(Stored data)
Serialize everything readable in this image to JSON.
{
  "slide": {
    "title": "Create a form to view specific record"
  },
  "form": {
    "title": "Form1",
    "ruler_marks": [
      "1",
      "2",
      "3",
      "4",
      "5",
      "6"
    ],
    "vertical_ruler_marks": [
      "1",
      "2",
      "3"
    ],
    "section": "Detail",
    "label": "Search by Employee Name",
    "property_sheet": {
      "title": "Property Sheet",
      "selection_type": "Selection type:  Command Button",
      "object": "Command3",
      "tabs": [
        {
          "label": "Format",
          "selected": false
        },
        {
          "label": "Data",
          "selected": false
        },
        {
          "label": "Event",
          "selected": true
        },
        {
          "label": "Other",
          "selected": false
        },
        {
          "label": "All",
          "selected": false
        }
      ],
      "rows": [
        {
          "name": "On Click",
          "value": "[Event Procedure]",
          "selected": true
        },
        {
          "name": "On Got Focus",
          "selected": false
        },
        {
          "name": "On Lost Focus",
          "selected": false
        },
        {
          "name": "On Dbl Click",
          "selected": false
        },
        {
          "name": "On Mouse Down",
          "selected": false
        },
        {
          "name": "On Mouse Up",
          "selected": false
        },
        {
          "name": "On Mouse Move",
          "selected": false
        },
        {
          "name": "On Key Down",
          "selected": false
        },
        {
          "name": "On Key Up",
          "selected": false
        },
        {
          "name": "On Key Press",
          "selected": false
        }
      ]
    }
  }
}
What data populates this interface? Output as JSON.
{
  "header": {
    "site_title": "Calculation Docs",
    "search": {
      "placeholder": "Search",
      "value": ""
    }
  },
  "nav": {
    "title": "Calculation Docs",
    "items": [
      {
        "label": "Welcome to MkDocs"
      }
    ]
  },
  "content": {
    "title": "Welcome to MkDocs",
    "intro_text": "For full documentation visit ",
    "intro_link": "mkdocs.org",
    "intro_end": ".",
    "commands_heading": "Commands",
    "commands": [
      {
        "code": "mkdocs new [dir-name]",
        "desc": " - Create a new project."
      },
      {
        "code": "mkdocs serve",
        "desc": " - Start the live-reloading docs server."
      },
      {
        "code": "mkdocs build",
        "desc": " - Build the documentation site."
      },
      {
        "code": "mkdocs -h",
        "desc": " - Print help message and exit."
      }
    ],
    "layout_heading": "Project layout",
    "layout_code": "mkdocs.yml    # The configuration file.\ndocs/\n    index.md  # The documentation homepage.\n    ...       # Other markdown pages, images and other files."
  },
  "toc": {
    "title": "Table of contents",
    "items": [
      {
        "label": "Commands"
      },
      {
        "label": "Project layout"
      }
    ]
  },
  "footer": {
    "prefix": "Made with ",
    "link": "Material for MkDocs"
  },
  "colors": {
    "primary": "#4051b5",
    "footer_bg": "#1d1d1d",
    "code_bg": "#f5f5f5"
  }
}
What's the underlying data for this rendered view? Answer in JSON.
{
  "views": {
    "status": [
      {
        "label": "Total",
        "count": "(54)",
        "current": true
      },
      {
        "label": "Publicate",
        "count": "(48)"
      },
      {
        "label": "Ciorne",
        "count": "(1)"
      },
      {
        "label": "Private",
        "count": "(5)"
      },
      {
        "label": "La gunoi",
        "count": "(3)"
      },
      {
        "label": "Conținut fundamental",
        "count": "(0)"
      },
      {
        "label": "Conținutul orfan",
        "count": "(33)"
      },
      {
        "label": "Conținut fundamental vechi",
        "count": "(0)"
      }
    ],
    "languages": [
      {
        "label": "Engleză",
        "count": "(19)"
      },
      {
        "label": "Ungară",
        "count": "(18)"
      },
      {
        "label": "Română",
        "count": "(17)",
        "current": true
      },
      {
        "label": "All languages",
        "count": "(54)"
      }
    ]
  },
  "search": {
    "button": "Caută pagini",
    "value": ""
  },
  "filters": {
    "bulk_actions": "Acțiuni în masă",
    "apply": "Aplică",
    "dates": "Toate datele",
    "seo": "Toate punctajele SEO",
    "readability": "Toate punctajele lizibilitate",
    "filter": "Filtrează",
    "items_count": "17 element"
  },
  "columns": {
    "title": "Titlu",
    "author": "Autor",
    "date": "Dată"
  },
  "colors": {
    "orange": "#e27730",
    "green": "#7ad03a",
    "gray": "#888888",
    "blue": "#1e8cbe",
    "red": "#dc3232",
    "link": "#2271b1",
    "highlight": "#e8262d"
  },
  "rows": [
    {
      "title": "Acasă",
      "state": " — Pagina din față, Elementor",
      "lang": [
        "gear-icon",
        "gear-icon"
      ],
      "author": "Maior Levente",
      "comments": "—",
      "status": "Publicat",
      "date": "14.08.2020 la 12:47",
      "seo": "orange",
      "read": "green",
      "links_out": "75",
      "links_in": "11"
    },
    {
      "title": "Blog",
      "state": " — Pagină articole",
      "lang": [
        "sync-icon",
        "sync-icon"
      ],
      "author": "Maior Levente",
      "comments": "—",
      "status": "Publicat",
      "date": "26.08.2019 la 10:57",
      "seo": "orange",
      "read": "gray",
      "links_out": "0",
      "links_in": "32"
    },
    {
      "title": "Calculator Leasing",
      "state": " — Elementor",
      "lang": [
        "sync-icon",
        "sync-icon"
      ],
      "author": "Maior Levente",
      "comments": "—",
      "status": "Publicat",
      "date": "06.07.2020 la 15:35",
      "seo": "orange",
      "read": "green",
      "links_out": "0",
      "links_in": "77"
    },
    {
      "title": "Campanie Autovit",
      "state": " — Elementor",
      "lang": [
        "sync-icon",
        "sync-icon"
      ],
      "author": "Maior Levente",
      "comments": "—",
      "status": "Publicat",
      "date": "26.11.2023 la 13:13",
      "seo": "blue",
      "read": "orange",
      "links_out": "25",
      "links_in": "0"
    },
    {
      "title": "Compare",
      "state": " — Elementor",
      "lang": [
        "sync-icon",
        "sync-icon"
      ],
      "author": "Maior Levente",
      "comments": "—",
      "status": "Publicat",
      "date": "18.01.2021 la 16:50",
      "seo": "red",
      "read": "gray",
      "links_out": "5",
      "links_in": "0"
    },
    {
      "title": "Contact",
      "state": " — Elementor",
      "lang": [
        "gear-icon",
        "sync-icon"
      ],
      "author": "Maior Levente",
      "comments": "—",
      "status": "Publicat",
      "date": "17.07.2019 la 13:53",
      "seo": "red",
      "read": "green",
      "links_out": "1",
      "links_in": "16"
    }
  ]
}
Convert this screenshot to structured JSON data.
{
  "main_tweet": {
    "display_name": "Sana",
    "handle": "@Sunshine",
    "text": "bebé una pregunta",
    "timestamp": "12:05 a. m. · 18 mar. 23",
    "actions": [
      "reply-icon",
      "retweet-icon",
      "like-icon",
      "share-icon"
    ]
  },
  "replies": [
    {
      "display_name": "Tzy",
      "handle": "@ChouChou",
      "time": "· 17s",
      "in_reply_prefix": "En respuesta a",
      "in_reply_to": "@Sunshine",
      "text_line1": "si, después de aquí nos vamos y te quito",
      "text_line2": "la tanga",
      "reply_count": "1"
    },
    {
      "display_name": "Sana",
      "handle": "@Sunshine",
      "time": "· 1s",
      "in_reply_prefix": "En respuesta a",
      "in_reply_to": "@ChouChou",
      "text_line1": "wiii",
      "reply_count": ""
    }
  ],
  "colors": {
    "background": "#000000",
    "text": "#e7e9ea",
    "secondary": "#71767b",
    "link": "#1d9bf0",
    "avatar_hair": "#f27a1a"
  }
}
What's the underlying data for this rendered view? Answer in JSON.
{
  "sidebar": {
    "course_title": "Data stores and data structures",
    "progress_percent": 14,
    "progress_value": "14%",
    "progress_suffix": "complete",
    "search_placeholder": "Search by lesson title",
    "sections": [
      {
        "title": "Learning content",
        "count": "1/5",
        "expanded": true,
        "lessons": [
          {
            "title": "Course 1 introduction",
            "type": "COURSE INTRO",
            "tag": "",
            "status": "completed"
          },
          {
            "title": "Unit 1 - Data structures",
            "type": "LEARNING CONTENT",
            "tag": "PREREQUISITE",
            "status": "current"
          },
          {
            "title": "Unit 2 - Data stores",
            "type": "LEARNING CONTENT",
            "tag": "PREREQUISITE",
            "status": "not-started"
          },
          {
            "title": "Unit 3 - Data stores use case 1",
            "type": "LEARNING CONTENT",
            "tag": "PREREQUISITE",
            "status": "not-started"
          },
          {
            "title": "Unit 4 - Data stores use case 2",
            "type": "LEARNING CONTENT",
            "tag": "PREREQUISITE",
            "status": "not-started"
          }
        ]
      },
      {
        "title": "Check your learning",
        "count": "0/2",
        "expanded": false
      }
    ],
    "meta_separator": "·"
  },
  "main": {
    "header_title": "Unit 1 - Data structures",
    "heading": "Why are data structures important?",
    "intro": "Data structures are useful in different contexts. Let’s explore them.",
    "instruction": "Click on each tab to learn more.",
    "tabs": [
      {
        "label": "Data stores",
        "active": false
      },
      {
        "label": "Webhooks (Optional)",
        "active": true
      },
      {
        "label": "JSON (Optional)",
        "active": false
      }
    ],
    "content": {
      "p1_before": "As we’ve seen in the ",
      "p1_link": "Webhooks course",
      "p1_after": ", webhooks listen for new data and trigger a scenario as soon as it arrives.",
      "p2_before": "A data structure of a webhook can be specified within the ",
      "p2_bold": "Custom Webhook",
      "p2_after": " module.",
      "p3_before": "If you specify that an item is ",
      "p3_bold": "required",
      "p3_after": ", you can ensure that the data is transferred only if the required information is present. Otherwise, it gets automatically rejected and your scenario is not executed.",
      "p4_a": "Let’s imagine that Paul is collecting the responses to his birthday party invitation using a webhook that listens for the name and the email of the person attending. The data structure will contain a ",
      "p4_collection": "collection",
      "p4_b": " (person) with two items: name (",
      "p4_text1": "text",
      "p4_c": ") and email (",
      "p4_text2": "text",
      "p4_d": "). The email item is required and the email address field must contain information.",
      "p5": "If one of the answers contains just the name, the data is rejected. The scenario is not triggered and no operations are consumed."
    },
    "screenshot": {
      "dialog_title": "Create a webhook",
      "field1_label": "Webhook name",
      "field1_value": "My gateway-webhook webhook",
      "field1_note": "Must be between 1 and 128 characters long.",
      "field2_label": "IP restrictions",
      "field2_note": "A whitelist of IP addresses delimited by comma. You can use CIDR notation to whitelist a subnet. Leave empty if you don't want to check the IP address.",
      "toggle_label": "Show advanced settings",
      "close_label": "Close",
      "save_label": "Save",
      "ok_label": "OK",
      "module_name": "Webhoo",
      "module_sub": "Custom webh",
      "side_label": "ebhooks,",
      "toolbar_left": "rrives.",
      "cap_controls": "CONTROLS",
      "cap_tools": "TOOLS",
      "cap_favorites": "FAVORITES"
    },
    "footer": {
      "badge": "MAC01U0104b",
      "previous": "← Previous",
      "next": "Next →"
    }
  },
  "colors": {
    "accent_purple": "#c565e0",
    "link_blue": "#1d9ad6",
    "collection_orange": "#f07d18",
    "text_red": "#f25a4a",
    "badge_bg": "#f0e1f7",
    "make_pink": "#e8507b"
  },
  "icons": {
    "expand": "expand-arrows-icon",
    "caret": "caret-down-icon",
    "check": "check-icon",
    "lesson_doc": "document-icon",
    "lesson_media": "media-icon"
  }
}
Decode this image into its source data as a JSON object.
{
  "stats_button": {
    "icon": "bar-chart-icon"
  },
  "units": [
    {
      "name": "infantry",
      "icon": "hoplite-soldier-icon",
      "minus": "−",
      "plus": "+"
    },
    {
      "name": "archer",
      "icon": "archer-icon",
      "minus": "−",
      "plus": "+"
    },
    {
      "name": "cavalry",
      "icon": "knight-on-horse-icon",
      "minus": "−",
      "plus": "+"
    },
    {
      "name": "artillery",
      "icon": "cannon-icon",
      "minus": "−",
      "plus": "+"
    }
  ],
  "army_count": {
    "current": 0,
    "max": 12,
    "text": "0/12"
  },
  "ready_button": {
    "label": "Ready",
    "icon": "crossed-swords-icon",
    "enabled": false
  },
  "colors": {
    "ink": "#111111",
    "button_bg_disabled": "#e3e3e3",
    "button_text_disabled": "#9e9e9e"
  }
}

Your goal
Gather, from the listing above, every line carrying the word "Sana".

Answer to the exercise
    "display_name": "Sana",
      "display_name": "Sana",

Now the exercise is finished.